▸ **Exercise details**: Output the entries below exactly as written, omitting pictures.

▸ **Material**:
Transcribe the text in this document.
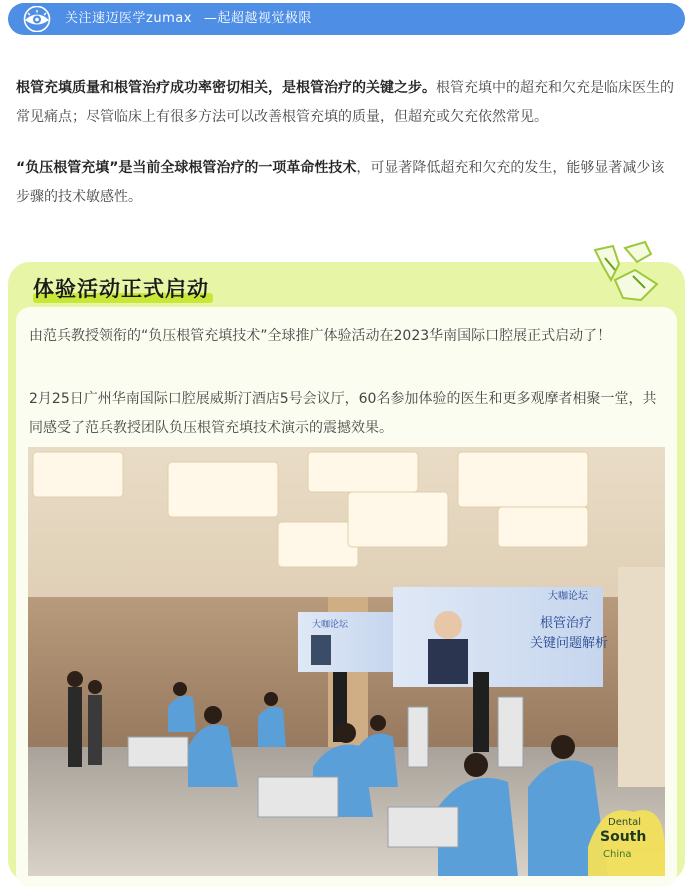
关注速迈医学zumax —起超越视觉极限
根管充填质量和根管治疗成功率密切相关，是根管治疗的关键之步。根管充填中的超充和欠充是临床医生的常见痛点；尽管临床上有很多方法可以改善根管充填的质量，但超充或欠充依然常见。
“负压根管充填”是当前全球根管治疗的一项革命性技术，可显著降低超充和欠充的发生，能够显著减少该步骤的技术敏感性。
体验活动正式启动
由范兵教授领衔的“负压根管充填技术”全球推广体验活动在2023华南国际口腔展正式启动了！
2月25日广州华南国际口腔展威斯汀酒店5号会议厅，60名参加体验的医生和更多观摩者相聚一堂，共同感受了范兵教授团队负压根管充填技术演示的震撼效果。
大咖论坛	根管治疗
关键问题解析
大咖论坛
Dental
South
China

▸ **Solution below**:
Transcribe the text in this document.
关注速迈医学zumax —起超越视觉极限
根管充填质量和根管治疗成功率密切相关，是根管治疗的关键之步。根管充填中的超充和欠充是临床医生的常见痛点；尽管临床上有很多方法可以改善根管充填的质量，但超充或欠充依然常见。
“负压根管充填”是当前全球根管治疗的一项革命性技术，可显著降低超充和欠充的发生，能够显著减少该步骤的技术敏感性。
体验活动正式启动
由范兵教授领衔的“负压根管充填技术”全球推广体验活动在2023华南国际口腔展正式启动了！
2月25日广州华南国际口腔展威斯汀酒店5号会议厅，60名参加体验的医生和更多观摩者相聚一堂，共同感受了范兵教授团队负压根管充填技术演示的震撼效果。
大咖论坛	根管治疗
关键问题解析
大咖论坛
Dental
South
China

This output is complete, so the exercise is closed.